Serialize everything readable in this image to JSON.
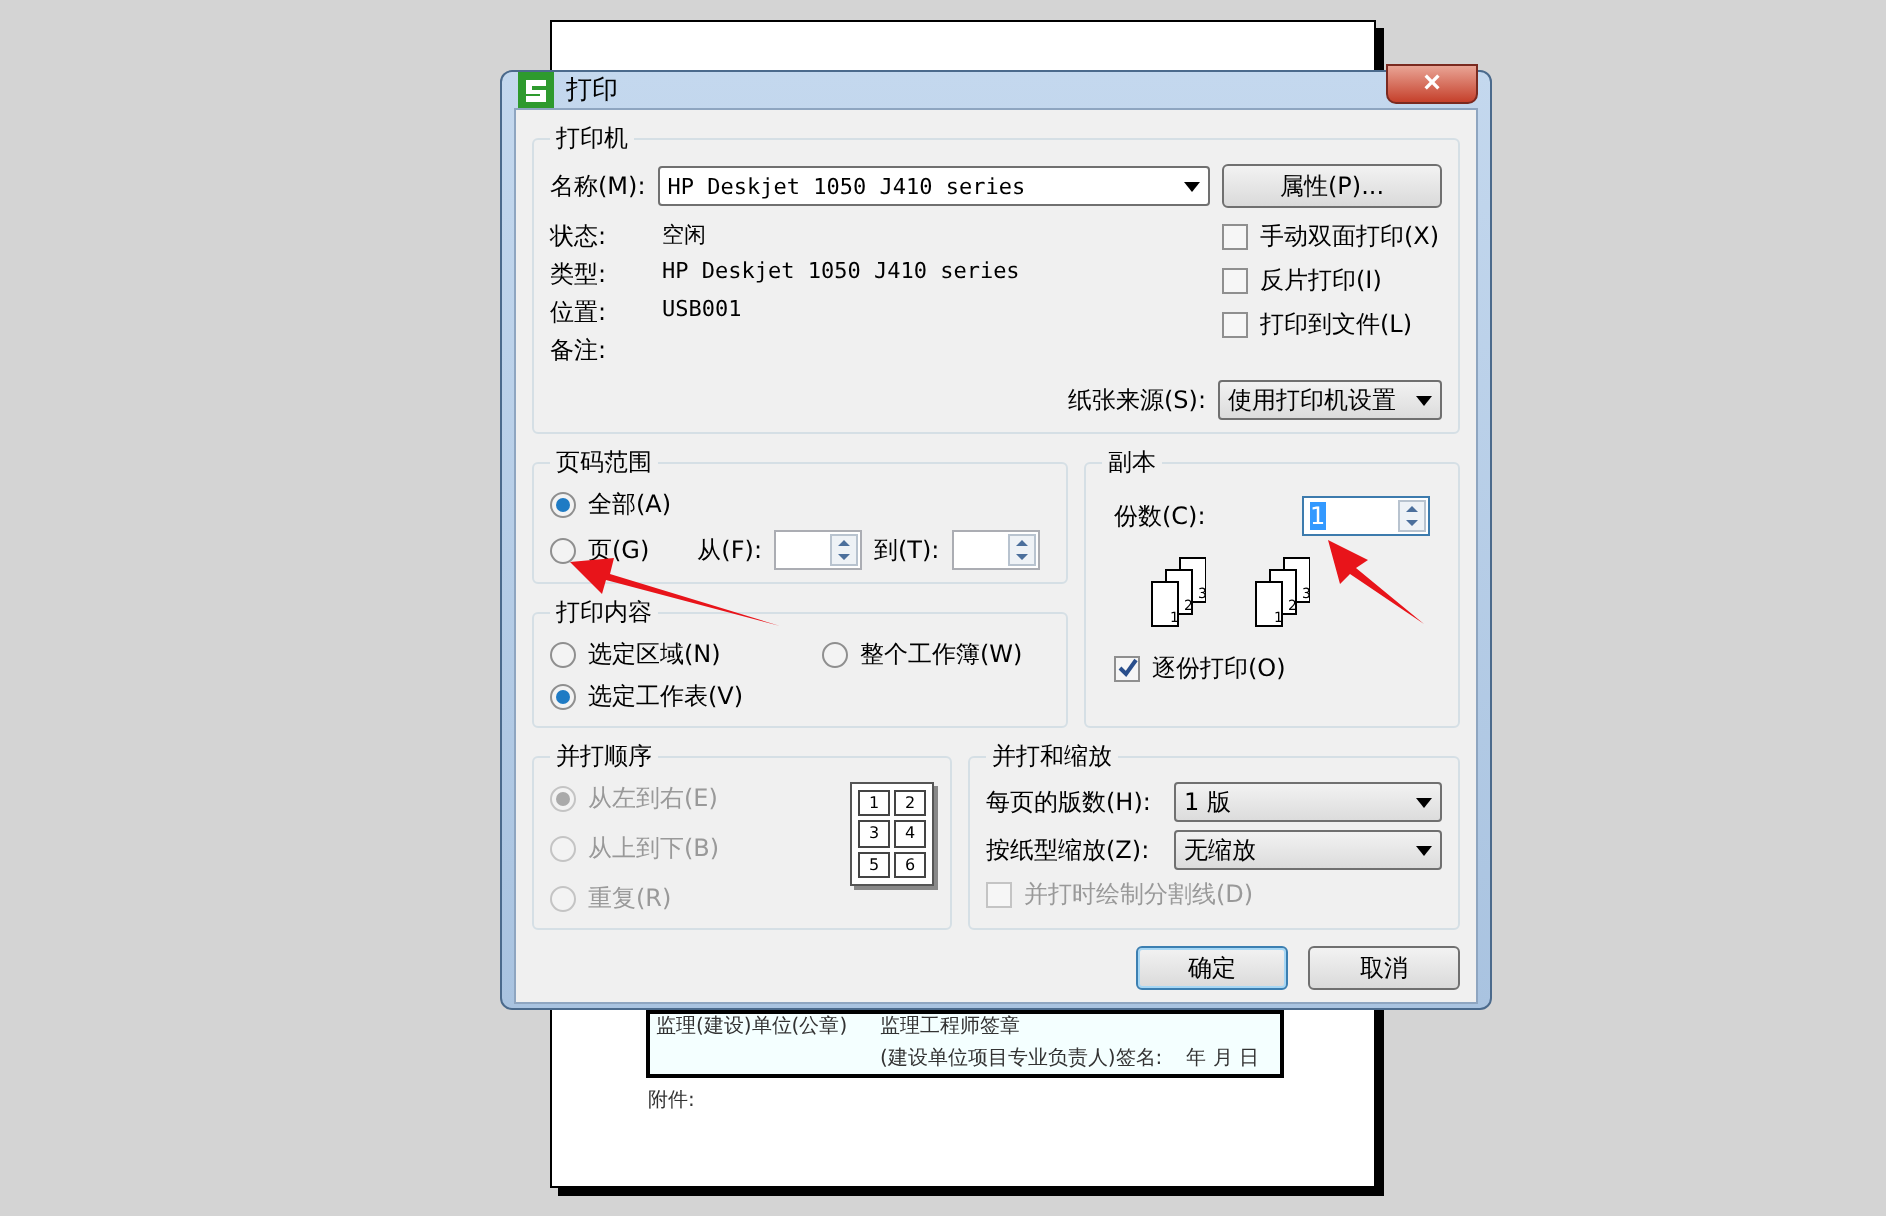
{
  "window": {
    "title": "打印",
    "close": "×"
  },
  "printer": {
    "title": "打印机",
    "name_label": "名称(M):",
    "name_value": "HP Deskjet 1050 J410 series",
    "properties_button": "属性(P)...",
    "info": [
      {
        "label": "状态:",
        "value": "空闲"
      },
      {
        "label": "类型:",
        "value": "HP Deskjet 1050 J410 series"
      },
      {
        "label": "位置:",
        "value": "USB001"
      },
      {
        "label": "备注:"
      }
    ],
    "options": [
      {
        "label": "手动双面打印(X)",
        "checked": false
      },
      {
        "label": "反片打印(I)",
        "checked": false
      },
      {
        "label": "打印到文件(L)",
        "checked": false
      }
    ],
    "source_label": "纸张来源(S):",
    "source_value": "使用打印机设置"
  },
  "page_range": {
    "title": "页码范围",
    "options": [
      {
        "label": "全部(A)",
        "selected": true
      },
      {
        "label": "页(G)",
        "selected": false
      }
    ],
    "from_label": "从(F):",
    "to_label": "到(T):"
  },
  "copies": {
    "title": "副本",
    "count_label": "份数(C):",
    "count_value": "1",
    "stacks": [
      [
        "1",
        "2",
        "3"
      ],
      [
        "1",
        "2",
        "3"
      ]
    ],
    "collate_label": "逐份打印(O)",
    "collate": true
  },
  "print_content": {
    "title": "打印内容",
    "options": [
      {
        "label": "选定区域(N)",
        "selected": false
      },
      {
        "label": "整个工作簿(W)",
        "selected": false
      },
      {
        "label": "选定工作表(V)",
        "selected": true
      }
    ]
  },
  "order": {
    "title": "并打顺序",
    "disabled": true,
    "options": [
      {
        "label": "从左到右(E)",
        "selected": true
      },
      {
        "label": "从上到下(B)",
        "selected": false
      },
      {
        "label": "重复(R)",
        "selected": false
      }
    ],
    "grid": [
      "1",
      "2",
      "3",
      "4",
      "5",
      "6"
    ]
  },
  "scaling": {
    "title": "并打和缩放",
    "fields": [
      {
        "label": "每页的版数(H):",
        "value": "1 版"
      },
      {
        "label": "按纸型缩放(Z):",
        "value": "无缩放"
      }
    ],
    "divider_label": "并打时绘制分割线(D)",
    "divider_checked": false,
    "divider_disabled": true
  },
  "buttons": [
    {
      "label": "确定",
      "default": true
    },
    {
      "label": "取消",
      "default": false
    }
  ],
  "document": {
    "cells": [
      "监理(建设)单位(公章)",
      "监理工程师签章",
      "(建设单位项目专业负责人)签名:",
      "年  月  日"
    ],
    "footer": "附件:"
  }
}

◆ TASK INSTRUCTIONS ◆
Return the entries unchanged, save for the pictures, which do not belong in the copy.

◆ EXERCISE OUTPUT ◆
Serialize everything readable in this image to JSON.
{
  "window": {
    "title": "打印",
    "close": "×"
  },
  "printer": {
    "title": "打印机",
    "name_label": "名称(M):",
    "name_value": "HP Deskjet 1050 J410 series",
    "properties_button": "属性(P)...",
    "info": [
      {
        "label": "状态:",
        "value": "空闲"
      },
      {
        "label": "类型:",
        "value": "HP Deskjet 1050 J410 series"
      },
      {
        "label": "位置:",
        "value": "USB001"
      },
      {
        "label": "备注:"
      }
    ],
    "options": [
      {
        "label": "手动双面打印(X)",
        "checked": false
      },
      {
        "label": "反片打印(I)",
        "checked": false
      },
      {
        "label": "打印到文件(L)",
        "checked": false
      }
    ],
    "source_label": "纸张来源(S):",
    "source_value": "使用打印机设置"
  },
  "page_range": {
    "title": "页码范围",
    "options": [
      {
        "label": "全部(A)",
        "selected": true
      },
      {
        "label": "页(G)",
        "selected": false
      }
    ],
    "from_label": "从(F):",
    "to_label": "到(T):"
  },
  "copies": {
    "title": "副本",
    "count_label": "份数(C):",
    "count_value": "1",
    "stacks": [
      [
        "1",
        "2",
        "3"
      ],
      [
        "1",
        "2",
        "3"
      ]
    ],
    "collate_label": "逐份打印(O)",
    "collate": true
  },
  "print_content": {
    "title": "打印内容",
    "options": [
      {
        "label": "选定区域(N)",
        "selected": false
      },
      {
        "label": "整个工作簿(W)",
        "selected": false
      },
      {
        "label": "选定工作表(V)",
        "selected": true
      }
    ]
  },
  "order": {
    "title": "并打顺序",
    "disabled": true,
    "options": [
      {
        "label": "从左到右(E)",
        "selected": true
      },
      {
        "label": "从上到下(B)",
        "selected": false
      },
      {
        "label": "重复(R)",
        "selected": false
      }
    ],
    "grid": [
      "1",
      "2",
      "3",
      "4",
      "5",
      "6"
    ]
  },
  "scaling": {
    "title": "并打和缩放",
    "fields": [
      {
        "label": "每页的版数(H):",
        "value": "1 版"
      },
      {
        "label": "按纸型缩放(Z):",
        "value": "无缩放"
      }
    ],
    "divider_label": "并打时绘制分割线(D)",
    "divider_checked": false,
    "divider_disabled": true
  },
  "buttons": [
    {
      "label": "确定",
      "default": true
    },
    {
      "label": "取消",
      "default": false
    }
  ],
  "document": {
    "cells": [
      "监理(建设)单位(公章)",
      "监理工程师签章",
      "(建设单位项目专业负责人)签名:",
      "年  月  日"
    ],
    "footer": "附件:"
  }
}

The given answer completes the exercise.